++++ Material for this task
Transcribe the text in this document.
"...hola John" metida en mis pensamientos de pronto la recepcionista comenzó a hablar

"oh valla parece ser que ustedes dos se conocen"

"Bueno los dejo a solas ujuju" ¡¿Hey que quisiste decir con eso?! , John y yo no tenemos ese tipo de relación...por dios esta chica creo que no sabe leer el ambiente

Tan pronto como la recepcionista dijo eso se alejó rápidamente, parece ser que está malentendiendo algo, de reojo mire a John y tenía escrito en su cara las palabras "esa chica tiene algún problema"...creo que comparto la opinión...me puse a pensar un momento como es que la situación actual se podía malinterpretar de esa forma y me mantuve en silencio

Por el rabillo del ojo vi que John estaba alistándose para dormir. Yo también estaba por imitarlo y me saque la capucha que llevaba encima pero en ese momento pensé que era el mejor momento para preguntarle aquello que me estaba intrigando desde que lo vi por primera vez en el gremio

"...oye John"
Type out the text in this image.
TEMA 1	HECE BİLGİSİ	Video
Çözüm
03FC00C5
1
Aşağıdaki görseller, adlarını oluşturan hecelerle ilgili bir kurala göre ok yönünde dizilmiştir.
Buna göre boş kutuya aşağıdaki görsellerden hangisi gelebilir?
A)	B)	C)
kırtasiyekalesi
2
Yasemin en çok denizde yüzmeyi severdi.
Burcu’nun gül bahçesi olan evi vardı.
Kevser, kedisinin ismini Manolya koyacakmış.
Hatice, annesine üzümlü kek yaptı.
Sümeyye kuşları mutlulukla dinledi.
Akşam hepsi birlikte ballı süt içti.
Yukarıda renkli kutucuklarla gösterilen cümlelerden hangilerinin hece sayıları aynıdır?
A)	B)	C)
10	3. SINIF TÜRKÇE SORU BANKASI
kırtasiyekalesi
++++++++
▸ Description of the task:
Would you copy out each line exactly as written?

▸ Solution below:
Transcribe the text in this document.
"...hola John" metida en mis pensamientos de pronto la recepcionista comenzó a hablar

"oh valla parece ser que ustedes dos se conocen"

"Bueno los dejo a solas ujuju" ¡¿Hey que quisiste decir con eso?! , John y yo no tenemos ese tipo de relación...por dios esta chica creo que no sabe leer el ambiente

Tan pronto como la recepcionista dijo eso se alejó rápidamente, parece ser que está malentendiendo algo, de reojo mire a John y tenía escrito en su cara las palabras "esa chica tiene algún problema"...creo que comparto la opinión...me puse a pensar un momento como es que la situación actual se podía malinterpretar de esa forma y me mantuve en silencio

Por el rabillo del ojo vi que John estaba alistándose para dormir. Yo también estaba por imitarlo y me saque la capucha que llevaba encima pero en ese momento pensé que era el mejor momento para preguntarle aquello que me estaba intrigando desde que lo vi por primera vez en el gremio

"...oye John"
Type out the text in this image.
TEMA 1	HECE BİLGİSİ	Video
Çözüm
03FC00C5
1
Aşağıdaki görseller, adlarını oluşturan hecelerle ilgili bir kurala göre ok yönünde dizilmiştir.
Buna göre boş kutuya aşağıdaki görsellerden hangisi gelebilir?
A)	B)	C)
kırtasiyekalesi
2
Yasemin en çok denizde yüzmeyi severdi.
Burcu’nun gül bahçesi olan evi vardı.
Kevser, kedisinin ismini Manolya koyacakmış.
Hatice, annesine üzümlü kek yaptı.
Sümeyye kuşları mutlulukla dinledi.
Akşam hepsi birlikte ballı süt içti.
Yukarıda renkli kutucuklarla gösterilen cümlelerden hangilerinin hece sayıları aynıdır?
A)	B)	C)
10	3. SINIF TÜRKÇE SORU BANKASI
kırtasiyekalesi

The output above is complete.